Transcribe the passage on RPW larval volatiles between "As a common" and "a special odor.", inclusive, without any changes.

Extract —
+ + + +

As a common entomopathogen, M. anisopliae has been used to prepare a commercial fungal insecticide and is widely used in the biological control of various pests [45]. Similarly, M. anisopliae strains isolated from naturally diseased and dead RPWs have been shown to be pathogenic to larvae [17]. However, for the first time, in the present study, volatiles from the RPW larvae were found to inhibit the germination of the M. anisopliae spores, which confirmed the external immune function of the insect volatiles. These findings are strikingly similar to those reported by Pu et al. [44] for the oral secretions of the RPW larvae and explain why the food and residues that the larvae have come into contact with are not prone to rot and mold and why the living environment emits a special odor.
In the red flour beetle, Tribolium castaneum, the total amount of volatiles produced by adults increases with increasing population density [46]. As expected, the total emission and external inhibitory efficacy of RPW larval volatiles showed a simultaneous increase with instar, and the chemical components and relative amounts also responded to changes in developmental stage and pathogen stress with marked differences. However, whether other factors affect the volatile emission patterns of RPW larvae remains to be further explored.

+ + + +

Given data —
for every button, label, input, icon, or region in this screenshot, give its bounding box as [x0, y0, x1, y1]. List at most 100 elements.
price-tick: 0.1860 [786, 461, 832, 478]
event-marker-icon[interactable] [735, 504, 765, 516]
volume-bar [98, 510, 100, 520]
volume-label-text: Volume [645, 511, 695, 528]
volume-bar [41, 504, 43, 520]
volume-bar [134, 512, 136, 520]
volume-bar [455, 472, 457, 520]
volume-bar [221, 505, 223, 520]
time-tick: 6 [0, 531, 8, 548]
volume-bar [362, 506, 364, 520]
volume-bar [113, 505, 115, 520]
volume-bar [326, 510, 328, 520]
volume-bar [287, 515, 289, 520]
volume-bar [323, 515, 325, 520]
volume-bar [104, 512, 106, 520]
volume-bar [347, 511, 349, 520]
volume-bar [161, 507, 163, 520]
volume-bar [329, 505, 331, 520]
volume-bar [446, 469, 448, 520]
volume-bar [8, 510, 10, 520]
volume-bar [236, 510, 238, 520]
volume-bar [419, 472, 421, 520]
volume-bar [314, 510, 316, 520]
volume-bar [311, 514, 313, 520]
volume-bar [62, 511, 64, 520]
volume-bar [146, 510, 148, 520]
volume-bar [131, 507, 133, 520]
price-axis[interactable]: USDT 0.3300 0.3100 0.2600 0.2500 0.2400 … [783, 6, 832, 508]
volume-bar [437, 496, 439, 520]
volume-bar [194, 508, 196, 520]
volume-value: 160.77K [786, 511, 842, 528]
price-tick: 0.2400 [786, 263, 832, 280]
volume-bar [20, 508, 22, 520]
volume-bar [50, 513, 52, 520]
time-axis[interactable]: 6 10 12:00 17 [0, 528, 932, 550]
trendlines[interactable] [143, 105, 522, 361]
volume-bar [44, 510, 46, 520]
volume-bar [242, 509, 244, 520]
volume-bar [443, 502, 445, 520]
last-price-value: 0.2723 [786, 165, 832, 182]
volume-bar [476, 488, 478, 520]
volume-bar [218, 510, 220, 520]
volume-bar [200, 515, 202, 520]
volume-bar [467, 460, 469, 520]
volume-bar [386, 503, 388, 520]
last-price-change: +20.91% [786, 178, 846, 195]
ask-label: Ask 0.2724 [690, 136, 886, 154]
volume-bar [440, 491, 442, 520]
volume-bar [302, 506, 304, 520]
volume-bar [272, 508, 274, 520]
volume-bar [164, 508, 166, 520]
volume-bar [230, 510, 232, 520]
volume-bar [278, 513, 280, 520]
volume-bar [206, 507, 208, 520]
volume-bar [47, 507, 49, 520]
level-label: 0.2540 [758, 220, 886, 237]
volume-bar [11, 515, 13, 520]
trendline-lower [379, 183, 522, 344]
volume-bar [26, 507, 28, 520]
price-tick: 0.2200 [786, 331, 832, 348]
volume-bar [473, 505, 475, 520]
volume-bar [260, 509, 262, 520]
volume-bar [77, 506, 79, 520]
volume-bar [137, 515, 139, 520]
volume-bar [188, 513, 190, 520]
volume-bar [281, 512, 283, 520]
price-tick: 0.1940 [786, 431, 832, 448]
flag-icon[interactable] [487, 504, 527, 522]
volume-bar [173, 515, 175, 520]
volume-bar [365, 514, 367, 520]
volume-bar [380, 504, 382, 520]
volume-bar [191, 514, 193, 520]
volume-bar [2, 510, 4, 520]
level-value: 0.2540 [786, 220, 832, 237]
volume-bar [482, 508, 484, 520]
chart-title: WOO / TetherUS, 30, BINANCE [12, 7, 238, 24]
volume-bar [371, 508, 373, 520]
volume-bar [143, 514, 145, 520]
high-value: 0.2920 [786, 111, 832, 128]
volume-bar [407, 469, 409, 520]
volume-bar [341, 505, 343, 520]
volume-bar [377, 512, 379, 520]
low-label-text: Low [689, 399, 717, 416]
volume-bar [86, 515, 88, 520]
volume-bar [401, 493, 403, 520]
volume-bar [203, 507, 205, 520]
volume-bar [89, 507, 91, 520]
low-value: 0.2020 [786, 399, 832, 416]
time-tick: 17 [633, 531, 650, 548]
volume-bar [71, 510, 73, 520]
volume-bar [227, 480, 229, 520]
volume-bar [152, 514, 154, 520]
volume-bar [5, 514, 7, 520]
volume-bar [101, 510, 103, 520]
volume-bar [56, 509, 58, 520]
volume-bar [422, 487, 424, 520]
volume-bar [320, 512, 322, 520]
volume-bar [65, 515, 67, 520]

+ + + +

Result —
As a common entomopathogen, M. anisopliae has been used to prepare a commercial fungal insecticide and is widely used in the biological control of various pests [45]. Similarly, M. anisopliae strains isolated from naturally diseased and dead RPWs have been shown to be pathogenic to larvae [17]. However, for the first time, in the present study, volatiles from the RPW larvae were found to inhibit the germination of the M. anisopliae spores, which confirmed the external immune function of the insect volatiles. These findings are strikingly similar to those reported by Pu et al. [44] for the oral secretions of the RPW larvae and explain why the food and residues that the larvae have come into contact with are not prone to rot and mold and why the living environment emits a special odor.